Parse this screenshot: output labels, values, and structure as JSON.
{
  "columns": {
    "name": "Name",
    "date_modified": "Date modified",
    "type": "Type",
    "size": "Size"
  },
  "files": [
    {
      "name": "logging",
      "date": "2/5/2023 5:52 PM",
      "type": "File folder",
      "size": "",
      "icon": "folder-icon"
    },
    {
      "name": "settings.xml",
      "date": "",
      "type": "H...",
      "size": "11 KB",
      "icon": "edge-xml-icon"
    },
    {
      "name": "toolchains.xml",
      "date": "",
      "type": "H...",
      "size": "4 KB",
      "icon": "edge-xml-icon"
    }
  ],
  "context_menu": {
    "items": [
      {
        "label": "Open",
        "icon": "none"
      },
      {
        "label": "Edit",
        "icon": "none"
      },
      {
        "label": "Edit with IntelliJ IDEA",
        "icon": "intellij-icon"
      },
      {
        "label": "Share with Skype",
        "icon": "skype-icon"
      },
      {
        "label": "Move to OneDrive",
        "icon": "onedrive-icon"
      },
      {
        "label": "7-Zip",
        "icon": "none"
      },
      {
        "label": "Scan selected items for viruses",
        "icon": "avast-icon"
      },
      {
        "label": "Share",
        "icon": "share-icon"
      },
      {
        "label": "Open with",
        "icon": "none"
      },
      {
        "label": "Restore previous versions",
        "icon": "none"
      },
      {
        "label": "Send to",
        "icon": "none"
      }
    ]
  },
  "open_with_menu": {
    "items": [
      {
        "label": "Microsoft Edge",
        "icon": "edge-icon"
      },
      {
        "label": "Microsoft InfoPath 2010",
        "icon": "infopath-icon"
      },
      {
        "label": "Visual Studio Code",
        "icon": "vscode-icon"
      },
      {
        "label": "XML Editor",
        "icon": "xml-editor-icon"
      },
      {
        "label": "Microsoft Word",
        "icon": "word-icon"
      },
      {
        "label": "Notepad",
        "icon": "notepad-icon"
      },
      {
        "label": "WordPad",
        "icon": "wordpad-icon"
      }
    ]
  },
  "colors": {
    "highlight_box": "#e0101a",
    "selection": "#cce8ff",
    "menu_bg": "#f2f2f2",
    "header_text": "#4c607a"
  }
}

+++

→ **WHAT YOU ARE ASKED TO DO**:
Print all of the entries exactly, leaving nothing out.

→ **WRITTEN ANSWER**:
Parse this screenshot: output labels, values, and structure as JSON.
{
  "columns": {
    "name": "Name",
    "date_modified": "Date modified",
    "type": "Type",
    "size": "Size"
  },
  "files": [
    {
      "name": "logging",
      "date": "2/5/2023 5:52 PM",
      "type": "File folder",
      "size": "",
      "icon": "folder-icon"
    },
    {
      "name": "settings.xml",
      "date": "",
      "type": "H...",
      "size": "11 KB",
      "icon": "edge-xml-icon"
    },
    {
      "name": "toolchains.xml",
      "date": "",
      "type": "H...",
      "size": "4 KB",
      "icon": "edge-xml-icon"
    }
  ],
  "context_menu": {
    "items": [
      {
        "label": "Open",
        "icon": "none"
      },
      {
        "label": "Edit",
        "icon": "none"
      },
      {
        "label": "Edit with IntelliJ IDEA",
        "icon": "intellij-icon"
      },
      {
        "label": "Share with Skype",
        "icon": "skype-icon"
      },
      {
        "label": "Move to OneDrive",
        "icon": "onedrive-icon"
      },
      {
        "label": "7-Zip",
        "icon": "none"
      },
      {
        "label": "Scan selected items for viruses",
        "icon": "avast-icon"
      },
      {
        "label": "Share",
        "icon": "share-icon"
      },
      {
        "label": "Open with",
        "icon": "none"
      },
      {
        "label": "Restore previous versions",
        "icon": "none"
      },
      {
        "label": "Send to",
        "icon": "none"
      }
    ]
  },
  "open_with_menu": {
    "items": [
      {
        "label": "Microsoft Edge",
        "icon": "edge-icon"
      },
      {
        "label": "Microsoft InfoPath 2010",
        "icon": "infopath-icon"
      },
      {
        "label": "Visual Studio Code",
        "icon": "vscode-icon"
      },
      {
        "label": "XML Editor",
        "icon": "xml-editor-icon"
      },
      {
        "label": "Microsoft Word",
        "icon": "word-icon"
      },
      {
        "label": "Notepad",
        "icon": "notepad-icon"
      },
      {
        "label": "WordPad",
        "icon": "wordpad-icon"
      }
    ]
  },
  "colors": {
    "highlight_box": "#e0101a",
    "selection": "#cce8ff",
    "menu_bg": "#f2f2f2",
    "header_text": "#4c607a"
  }
}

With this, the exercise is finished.